■ Given request A:
Retype the passage about an AI-generated piece winning first place in an art competition, word for word.

■ Source document:
——

However, the actual work of art was created by a machine, and, understandably, it left a sour taste in mouths of the other competitors.

Sharing a snap of several canvases posted to Discord, a user going by the name Sincarnate wrote: "I won first place."

The man behind the machine is called Jason Allen, and he is the president of the gaming company Incarnate Games.

He won the competition with a piece called 'Théâtre D'opéra Spatial', which consists of a trippy but pretty spectacular space opera scene.

While prompted by Allen, it was created by a piece of software called Midjourney, and other artists were not impressed.

In a tweet, one critic said: "TL;DR — Someone entered an art competition with an AI-generated piece and won the first prize. Yeah that's pretty f**king s****y.”

Another commented: "We’re watching the death of artistry unfold before our eyes.

"If creative jobs aren’t safe from machines, then even high-skilled jobs are in danger of becoming obsolete. What will we have then?”

Responding to the hate, Allen said he wasn't surprised.

Writing on Discord, he said: "I knew this would be controversial. How interesting is it to see how all these people on Twitter who are against AI generated art are the first ones to throw the human under the bus by discrediting the human element!

——

■ Supplied material:

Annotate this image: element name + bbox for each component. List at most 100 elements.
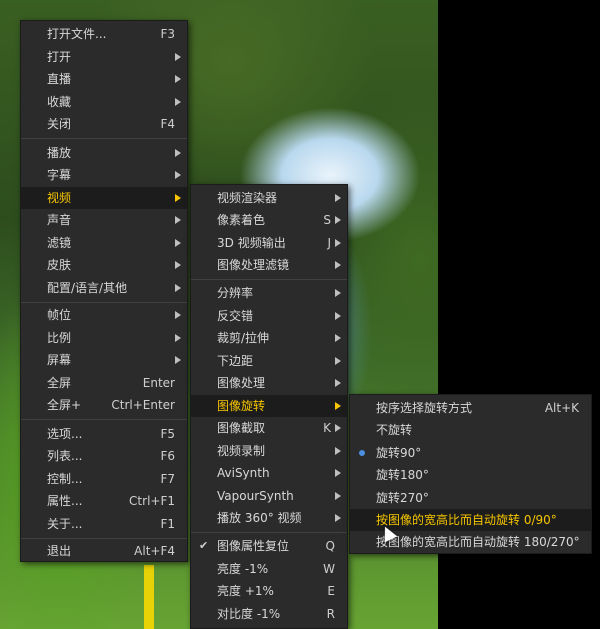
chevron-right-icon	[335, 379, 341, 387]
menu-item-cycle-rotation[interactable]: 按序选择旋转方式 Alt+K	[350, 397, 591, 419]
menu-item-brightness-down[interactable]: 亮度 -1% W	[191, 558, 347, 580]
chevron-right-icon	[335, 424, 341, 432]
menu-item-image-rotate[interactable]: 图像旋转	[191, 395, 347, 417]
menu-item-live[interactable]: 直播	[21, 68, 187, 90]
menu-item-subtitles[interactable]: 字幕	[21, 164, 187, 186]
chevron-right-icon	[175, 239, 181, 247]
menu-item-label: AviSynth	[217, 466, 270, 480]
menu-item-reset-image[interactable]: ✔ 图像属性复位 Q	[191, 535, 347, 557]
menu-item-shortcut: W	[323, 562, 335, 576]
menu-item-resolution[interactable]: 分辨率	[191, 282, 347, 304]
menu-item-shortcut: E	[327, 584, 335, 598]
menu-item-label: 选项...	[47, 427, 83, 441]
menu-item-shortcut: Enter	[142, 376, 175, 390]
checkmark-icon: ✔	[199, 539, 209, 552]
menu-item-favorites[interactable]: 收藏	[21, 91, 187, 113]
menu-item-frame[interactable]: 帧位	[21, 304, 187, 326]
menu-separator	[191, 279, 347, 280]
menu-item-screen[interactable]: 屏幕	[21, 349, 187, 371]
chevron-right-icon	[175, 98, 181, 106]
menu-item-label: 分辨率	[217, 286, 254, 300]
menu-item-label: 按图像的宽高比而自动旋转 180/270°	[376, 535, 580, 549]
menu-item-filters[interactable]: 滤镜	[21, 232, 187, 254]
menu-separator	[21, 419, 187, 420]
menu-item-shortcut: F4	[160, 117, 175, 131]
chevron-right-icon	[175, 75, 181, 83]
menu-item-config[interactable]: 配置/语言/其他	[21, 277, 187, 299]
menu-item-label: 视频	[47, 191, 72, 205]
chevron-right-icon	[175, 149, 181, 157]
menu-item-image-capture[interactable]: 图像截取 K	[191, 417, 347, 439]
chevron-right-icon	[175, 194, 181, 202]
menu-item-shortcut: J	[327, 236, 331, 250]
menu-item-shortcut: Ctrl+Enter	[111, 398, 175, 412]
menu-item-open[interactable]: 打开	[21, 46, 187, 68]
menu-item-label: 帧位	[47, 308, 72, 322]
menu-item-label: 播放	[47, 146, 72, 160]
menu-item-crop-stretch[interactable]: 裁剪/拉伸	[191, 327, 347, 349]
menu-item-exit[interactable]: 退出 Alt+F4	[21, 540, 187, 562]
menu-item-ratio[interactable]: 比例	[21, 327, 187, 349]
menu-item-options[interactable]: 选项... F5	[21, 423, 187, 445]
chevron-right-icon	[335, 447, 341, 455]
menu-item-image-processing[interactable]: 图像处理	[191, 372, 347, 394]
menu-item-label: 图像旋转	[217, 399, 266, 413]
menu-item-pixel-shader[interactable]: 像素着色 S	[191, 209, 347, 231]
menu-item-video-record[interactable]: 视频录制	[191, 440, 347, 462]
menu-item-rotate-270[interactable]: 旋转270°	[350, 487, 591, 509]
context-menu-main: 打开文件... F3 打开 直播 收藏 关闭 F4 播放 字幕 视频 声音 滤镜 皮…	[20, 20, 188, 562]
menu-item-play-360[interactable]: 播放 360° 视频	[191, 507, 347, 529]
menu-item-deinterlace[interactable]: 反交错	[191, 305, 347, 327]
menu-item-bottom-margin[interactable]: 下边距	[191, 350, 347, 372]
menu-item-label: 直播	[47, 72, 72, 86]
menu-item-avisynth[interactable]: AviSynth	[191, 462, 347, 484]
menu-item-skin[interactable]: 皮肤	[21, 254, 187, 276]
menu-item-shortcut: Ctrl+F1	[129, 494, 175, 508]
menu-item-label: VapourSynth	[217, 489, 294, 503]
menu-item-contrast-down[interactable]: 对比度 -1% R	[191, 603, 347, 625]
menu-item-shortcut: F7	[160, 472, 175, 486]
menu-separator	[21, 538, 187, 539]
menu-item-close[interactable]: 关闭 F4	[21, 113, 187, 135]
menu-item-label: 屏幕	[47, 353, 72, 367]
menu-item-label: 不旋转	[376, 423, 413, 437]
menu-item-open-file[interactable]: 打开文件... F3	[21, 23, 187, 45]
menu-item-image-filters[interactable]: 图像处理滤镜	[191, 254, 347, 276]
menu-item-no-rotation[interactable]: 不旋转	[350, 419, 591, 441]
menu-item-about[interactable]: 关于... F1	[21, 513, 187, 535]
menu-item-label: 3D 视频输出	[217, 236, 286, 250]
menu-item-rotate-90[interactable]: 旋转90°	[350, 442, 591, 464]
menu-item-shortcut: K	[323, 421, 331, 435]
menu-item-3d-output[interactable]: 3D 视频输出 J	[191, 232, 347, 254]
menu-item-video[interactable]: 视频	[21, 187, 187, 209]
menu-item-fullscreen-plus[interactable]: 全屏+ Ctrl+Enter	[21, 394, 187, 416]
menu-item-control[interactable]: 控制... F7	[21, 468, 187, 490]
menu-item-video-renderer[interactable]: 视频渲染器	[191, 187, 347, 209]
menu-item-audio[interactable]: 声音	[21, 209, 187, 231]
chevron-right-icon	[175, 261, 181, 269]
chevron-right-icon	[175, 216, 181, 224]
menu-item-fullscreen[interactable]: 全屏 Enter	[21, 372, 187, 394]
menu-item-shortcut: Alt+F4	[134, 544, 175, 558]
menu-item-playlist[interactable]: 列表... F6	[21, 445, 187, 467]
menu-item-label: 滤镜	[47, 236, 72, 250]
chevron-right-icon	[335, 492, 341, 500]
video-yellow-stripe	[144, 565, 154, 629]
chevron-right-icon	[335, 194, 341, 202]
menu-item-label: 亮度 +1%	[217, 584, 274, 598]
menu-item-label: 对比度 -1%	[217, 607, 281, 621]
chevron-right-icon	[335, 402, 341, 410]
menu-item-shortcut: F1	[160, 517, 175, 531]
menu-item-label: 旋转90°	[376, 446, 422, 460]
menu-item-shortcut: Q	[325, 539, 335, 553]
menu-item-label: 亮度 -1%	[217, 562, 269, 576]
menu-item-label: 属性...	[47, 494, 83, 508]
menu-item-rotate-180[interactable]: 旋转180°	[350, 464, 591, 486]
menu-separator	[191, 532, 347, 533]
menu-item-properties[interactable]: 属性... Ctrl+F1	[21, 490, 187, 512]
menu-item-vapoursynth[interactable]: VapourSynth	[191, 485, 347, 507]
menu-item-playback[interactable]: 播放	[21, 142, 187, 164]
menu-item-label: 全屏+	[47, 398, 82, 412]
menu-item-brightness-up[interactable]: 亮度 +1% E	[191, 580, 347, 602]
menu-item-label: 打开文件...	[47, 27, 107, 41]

——

■ Given request B:
Convert the rows from the one containing "379, 341, 387]" through the one containing "146, 72, 160]" into a numbered list, skipping any blank lines.

■ Full output A:
However, the actual work of art was created by a machine, and, understandably, it left a sour taste in mouths of the other competitors.

Sharing a snap of several canvases posted to Discord, a user going by the name Sincarnate wrote: "I won first place."

The man behind the machine is called Jason Allen, and he is the president of the gaming company Incarnate Games.

He won the competition with a piece called 'Théâtre D'opéra Spatial', which consists of a trippy but pretty spectacular space opera scene.

While prompted by Allen, it was created by a piece of software called Midjourney, and other artists were not impressed.

In a tweet, one critic said: "TL;DR — Someone entered an art competition with an AI-generated piece and won the first prize. Yeah that's pretty f**king s****y.”

Another commented: "We’re watching the death of artistry unfold before our eyes.

"If creative jobs aren’t safe from machines, then even high-skilled jobs are in danger of becoming obsolete. What will we have then?”

Responding to the hate, Allen said he wasn't surprised.

Writing on Discord, he said: "I knew this would be controversial. How interesting is it to see how all these people on Twitter who are against AI generated art are the first ones to throw the human under the bus by discrediting the human element!

■ Full output B:
1. chevron-right-icon	[335, 379, 341, 387]
2. menu-item-cycle-rotation[interactable]: 按序选择旋转方式 Alt+K	[350, 397, 591, 419]
3. menu-item-brightness-down[interactable]: 亮度 -1% W	[191, 558, 347, 580]
4. chevron-right-icon	[335, 424, 341, 432]
5. menu-item-image-rotate[interactable]: 图像旋转	[191, 395, 347, 417]
6. menu-item-live[interactable]: 直播	[21, 68, 187, 90]
7. menu-item-subtitles[interactable]: 字幕	[21, 164, 187, 186]
8. chevron-right-icon	[175, 239, 181, 247]
9. menu-item-label: AviSynth	[217, 466, 270, 480]
10. menu-item-reset-image[interactable]: ✔ 图像属性复位 Q	[191, 535, 347, 557]
11. menu-item-shortcut: W	[323, 562, 335, 576]
12. menu-item-resolution[interactable]: 分辨率	[191, 282, 347, 304]
13. menu-item-shortcut: E	[327, 584, 335, 598]
14. menu-item-label: 选项...	[47, 427, 83, 441]
15. menu-item-shortcut: Enter	[142, 376, 175, 390]
16. checkmark-icon: ✔	[199, 539, 209, 552]
17. menu-item-favorites[interactable]: 收藏	[21, 91, 187, 113]
18. menu-item-frame[interactable]: 帧位	[21, 304, 187, 326]
19. menu-separator	[191, 279, 347, 280]
20. menu-item-screen[interactable]: 屏幕	[21, 349, 187, 371]
21. chevron-right-icon	[175, 98, 181, 106]
22. menu-item-label: 分辨率	[217, 286, 254, 300]
23. menu-item-label: 按图像的宽高比而自动旋转 180/270°	[376, 535, 580, 549]
24. menu-item-filters[interactable]: 滤镜	[21, 232, 187, 254]
25. menu-separator	[21, 419, 187, 420]
26. menu-item-shortcut: F4	[160, 117, 175, 131]
27. chevron-right-icon	[175, 75, 181, 83]
28. menu-item-config[interactable]: 配置/语言/其他	[21, 277, 187, 299]
29. menu-item-label: 视频	[47, 191, 72, 205]
30. chevron-right-icon	[175, 149, 181, 157]
31. menu-item-image-capture[interactable]: 图像截取 K	[191, 417, 347, 439]
32. chevron-right-icon	[175, 194, 181, 202]
33. menu-item-shortcut: J	[327, 236, 331, 250]
34. menu-item-shortcut: Ctrl+Enter	[111, 398, 175, 412]
35. menu-item-open[interactable]: 打开	[21, 46, 187, 68]
36. menu-item-label: 帧位	[47, 308, 72, 322]
37. menu-item-label: 播放	[47, 146, 72, 160]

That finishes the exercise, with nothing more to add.